**Raw data:**
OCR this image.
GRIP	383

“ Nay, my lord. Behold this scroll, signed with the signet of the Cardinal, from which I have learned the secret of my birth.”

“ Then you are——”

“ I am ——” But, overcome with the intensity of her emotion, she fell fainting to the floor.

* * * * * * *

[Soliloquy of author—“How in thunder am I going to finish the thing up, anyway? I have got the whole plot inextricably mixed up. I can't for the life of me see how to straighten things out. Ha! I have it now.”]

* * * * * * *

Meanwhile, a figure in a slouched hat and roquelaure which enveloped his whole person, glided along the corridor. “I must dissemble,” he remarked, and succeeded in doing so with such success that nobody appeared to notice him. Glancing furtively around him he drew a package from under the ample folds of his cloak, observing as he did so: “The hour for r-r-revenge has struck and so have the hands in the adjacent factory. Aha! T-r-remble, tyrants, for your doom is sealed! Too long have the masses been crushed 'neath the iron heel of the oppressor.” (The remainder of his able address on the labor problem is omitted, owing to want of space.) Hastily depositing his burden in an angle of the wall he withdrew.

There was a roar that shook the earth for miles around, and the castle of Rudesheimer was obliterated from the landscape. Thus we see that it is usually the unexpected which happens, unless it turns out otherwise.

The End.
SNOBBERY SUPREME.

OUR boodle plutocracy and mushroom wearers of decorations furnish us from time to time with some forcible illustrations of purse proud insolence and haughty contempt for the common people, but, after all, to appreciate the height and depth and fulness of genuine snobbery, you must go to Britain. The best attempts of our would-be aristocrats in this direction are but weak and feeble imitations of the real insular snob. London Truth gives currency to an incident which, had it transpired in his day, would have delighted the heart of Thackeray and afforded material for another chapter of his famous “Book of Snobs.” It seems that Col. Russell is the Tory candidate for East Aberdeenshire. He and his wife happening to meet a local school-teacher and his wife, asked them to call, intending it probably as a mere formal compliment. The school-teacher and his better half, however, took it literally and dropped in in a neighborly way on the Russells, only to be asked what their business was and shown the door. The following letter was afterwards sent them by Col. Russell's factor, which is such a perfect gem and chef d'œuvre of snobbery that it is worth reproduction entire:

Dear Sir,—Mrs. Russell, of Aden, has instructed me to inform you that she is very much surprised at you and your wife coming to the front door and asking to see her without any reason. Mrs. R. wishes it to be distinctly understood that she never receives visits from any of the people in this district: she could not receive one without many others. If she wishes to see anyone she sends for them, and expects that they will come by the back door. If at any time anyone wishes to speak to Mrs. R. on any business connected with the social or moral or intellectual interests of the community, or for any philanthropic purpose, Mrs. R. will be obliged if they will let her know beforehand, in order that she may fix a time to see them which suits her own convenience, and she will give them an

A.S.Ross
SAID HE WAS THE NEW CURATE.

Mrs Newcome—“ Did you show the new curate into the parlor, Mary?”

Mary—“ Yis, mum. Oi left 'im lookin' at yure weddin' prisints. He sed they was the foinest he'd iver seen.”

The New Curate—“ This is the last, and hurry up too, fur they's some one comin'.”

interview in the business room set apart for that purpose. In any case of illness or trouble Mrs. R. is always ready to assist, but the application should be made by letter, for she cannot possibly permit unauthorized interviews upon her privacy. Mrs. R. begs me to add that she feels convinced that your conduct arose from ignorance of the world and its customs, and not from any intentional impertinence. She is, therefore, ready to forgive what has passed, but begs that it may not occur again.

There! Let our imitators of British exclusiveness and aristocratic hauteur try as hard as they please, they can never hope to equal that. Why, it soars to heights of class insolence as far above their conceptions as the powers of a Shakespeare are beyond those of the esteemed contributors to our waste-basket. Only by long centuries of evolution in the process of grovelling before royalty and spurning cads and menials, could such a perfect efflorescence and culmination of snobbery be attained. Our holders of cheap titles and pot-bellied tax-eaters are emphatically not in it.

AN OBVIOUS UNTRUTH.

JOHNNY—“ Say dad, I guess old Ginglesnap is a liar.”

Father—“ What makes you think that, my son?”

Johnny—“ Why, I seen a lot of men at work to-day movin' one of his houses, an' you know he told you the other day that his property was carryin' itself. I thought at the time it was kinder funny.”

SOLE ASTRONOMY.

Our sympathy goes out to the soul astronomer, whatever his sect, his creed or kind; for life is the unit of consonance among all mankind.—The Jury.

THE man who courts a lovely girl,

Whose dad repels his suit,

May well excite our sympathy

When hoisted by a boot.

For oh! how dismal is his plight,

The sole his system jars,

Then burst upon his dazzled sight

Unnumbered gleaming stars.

**Set exercise:**
Word for word, extract all the records.

**Complete answer:**
OCR this image.
GRIP	383

“ Nay, my lord. Behold this scroll, signed with the signet of the Cardinal, from which I have learned the secret of my birth.”

“ Then you are——”

“ I am ——” But, overcome with the intensity of her emotion, she fell fainting to the floor.

* * * * * * *

[Soliloquy of author—“How in thunder am I going to finish the thing up, anyway? I have got the whole plot inextricably mixed up. I can't for the life of me see how to straighten things out. Ha! I have it now.”]

* * * * * * *

Meanwhile, a figure in a slouched hat and roquelaure which enveloped his whole person, glided along the corridor. “I must dissemble,” he remarked, and succeeded in doing so with such success that nobody appeared to notice him. Glancing furtively around him he drew a package from under the ample folds of his cloak, observing as he did so: “The hour for r-r-revenge has struck and so have the hands in the adjacent factory. Aha! T-r-remble, tyrants, for your doom is sealed! Too long have the masses been crushed 'neath the iron heel of the oppressor.” (The remainder of his able address on the labor problem is omitted, owing to want of space.) Hastily depositing his burden in an angle of the wall he withdrew.

There was a roar that shook the earth for miles around, and the castle of Rudesheimer was obliterated from the landscape. Thus we see that it is usually the unexpected which happens, unless it turns out otherwise.

The End.
SNOBBERY SUPREME.

OUR boodle plutocracy and mushroom wearers of decorations furnish us from time to time with some forcible illustrations of purse proud insolence and haughty contempt for the common people, but, after all, to appreciate the height and depth and fulness of genuine snobbery, you must go to Britain. The best attempts of our would-be aristocrats in this direction are but weak and feeble imitations of the real insular snob. London Truth gives currency to an incident which, had it transpired in his day, would have delighted the heart of Thackeray and afforded material for another chapter of his famous “Book of Snobs.” It seems that Col. Russell is the Tory candidate for East Aberdeenshire. He and his wife happening to meet a local school-teacher and his wife, asked them to call, intending it probably as a mere formal compliment. The school-teacher and his better half, however, took it literally and dropped in in a neighborly way on the Russells, only to be asked what their business was and shown the door. The following letter was afterwards sent them by Col. Russell's factor, which is such a perfect gem and chef d'œuvre of snobbery that it is worth reproduction entire:

Dear Sir,—Mrs. Russell, of Aden, has instructed me to inform you that she is very much surprised at you and your wife coming to the front door and asking to see her without any reason. Mrs. R. wishes it to be distinctly understood that she never receives visits from any of the people in this district: she could not receive one without many others. If she wishes to see anyone she sends for them, and expects that they will come by the back door. If at any time anyone wishes to speak to Mrs. R. on any business connected with the social or moral or intellectual interests of the community, or for any philanthropic purpose, Mrs. R. will be obliged if they will let her know beforehand, in order that she may fix a time to see them which suits her own convenience, and she will give them an

A.S.Ross
SAID HE WAS THE NEW CURATE.

Mrs Newcome—“ Did you show the new curate into the parlor, Mary?”

Mary—“ Yis, mum. Oi left 'im lookin' at yure weddin' prisints. He sed they was the foinest he'd iver seen.”

The New Curate—“ This is the last, and hurry up too, fur they's some one comin'.”

interview in the business room set apart for that purpose. In any case of illness or trouble Mrs. R. is always ready to assist, but the application should be made by letter, for she cannot possibly permit unauthorized interviews upon her privacy. Mrs. R. begs me to add that she feels convinced that your conduct arose from ignorance of the world and its customs, and not from any intentional impertinence. She is, therefore, ready to forgive what has passed, but begs that it may not occur again.

There! Let our imitators of British exclusiveness and aristocratic hauteur try as hard as they please, they can never hope to equal that. Why, it soars to heights of class insolence as far above their conceptions as the powers of a Shakespeare are beyond those of the esteemed contributors to our waste-basket. Only by long centuries of evolution in the process of grovelling before royalty and spurning cads and menials, could such a perfect efflorescence and culmination of snobbery be attained. Our holders of cheap titles and pot-bellied tax-eaters are emphatically not in it.

AN OBVIOUS UNTRUTH.

JOHNNY—“ Say dad, I guess old Ginglesnap is a liar.”

Father—“ What makes you think that, my son?”

Johnny—“ Why, I seen a lot of men at work to-day movin' one of his houses, an' you know he told you the other day that his property was carryin' itself. I thought at the time it was kinder funny.”

SOLE ASTRONOMY.

Our sympathy goes out to the soul astronomer, whatever his sect, his creed or kind; for life is the unit of consonance among all mankind.—The Jury.

THE man who courts a lovely girl,

Whose dad repels his suit,

May well excite our sympathy

When hoisted by a boot.

For oh! how dismal is his plight,

The sole his system jars,

Then burst upon his dazzled sight

Unnumbered gleaming stars.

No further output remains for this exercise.